▸ **Given information**
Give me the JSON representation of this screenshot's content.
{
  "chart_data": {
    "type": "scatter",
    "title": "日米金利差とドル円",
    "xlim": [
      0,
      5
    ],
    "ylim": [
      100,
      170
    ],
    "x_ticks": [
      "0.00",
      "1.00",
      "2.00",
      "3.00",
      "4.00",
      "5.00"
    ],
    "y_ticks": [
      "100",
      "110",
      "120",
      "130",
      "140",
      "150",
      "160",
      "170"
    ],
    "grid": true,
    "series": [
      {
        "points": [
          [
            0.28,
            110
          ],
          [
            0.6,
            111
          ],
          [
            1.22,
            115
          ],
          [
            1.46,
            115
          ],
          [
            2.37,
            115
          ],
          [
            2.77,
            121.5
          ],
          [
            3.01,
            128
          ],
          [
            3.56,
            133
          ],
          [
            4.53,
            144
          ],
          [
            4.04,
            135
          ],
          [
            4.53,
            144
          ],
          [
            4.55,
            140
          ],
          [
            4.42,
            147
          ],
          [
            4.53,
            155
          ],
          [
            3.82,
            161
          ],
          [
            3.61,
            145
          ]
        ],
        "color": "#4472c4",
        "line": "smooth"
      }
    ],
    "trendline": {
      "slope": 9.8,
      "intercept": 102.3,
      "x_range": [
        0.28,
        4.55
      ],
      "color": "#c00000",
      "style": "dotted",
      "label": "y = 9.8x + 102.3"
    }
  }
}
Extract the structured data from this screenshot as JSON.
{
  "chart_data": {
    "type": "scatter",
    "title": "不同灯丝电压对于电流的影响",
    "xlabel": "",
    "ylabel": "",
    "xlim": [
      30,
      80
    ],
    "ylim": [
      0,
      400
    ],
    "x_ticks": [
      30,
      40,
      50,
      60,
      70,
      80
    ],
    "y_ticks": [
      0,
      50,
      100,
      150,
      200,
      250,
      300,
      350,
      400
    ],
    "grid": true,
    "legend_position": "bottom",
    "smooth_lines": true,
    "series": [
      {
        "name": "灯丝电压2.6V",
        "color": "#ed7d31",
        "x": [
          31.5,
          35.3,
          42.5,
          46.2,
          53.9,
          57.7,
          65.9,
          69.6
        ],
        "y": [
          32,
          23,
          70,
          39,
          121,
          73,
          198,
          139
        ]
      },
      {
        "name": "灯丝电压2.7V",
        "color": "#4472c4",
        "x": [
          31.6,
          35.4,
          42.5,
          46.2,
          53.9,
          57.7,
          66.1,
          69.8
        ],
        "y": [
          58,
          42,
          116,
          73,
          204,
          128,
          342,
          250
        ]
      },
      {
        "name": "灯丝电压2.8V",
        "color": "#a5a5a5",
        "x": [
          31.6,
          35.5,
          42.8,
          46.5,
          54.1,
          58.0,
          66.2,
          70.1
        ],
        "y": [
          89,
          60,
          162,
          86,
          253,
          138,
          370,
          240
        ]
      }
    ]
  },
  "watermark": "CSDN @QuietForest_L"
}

▸ **Instructions to follow**
Every line that holds the string "color" should be returned.

▸ **Response below**
        "color": "#4472c4",
      "color": "#c00000",
        "color": "#ed7d31",
        "color": "#4472c4",
        "color": "#a5a5a5",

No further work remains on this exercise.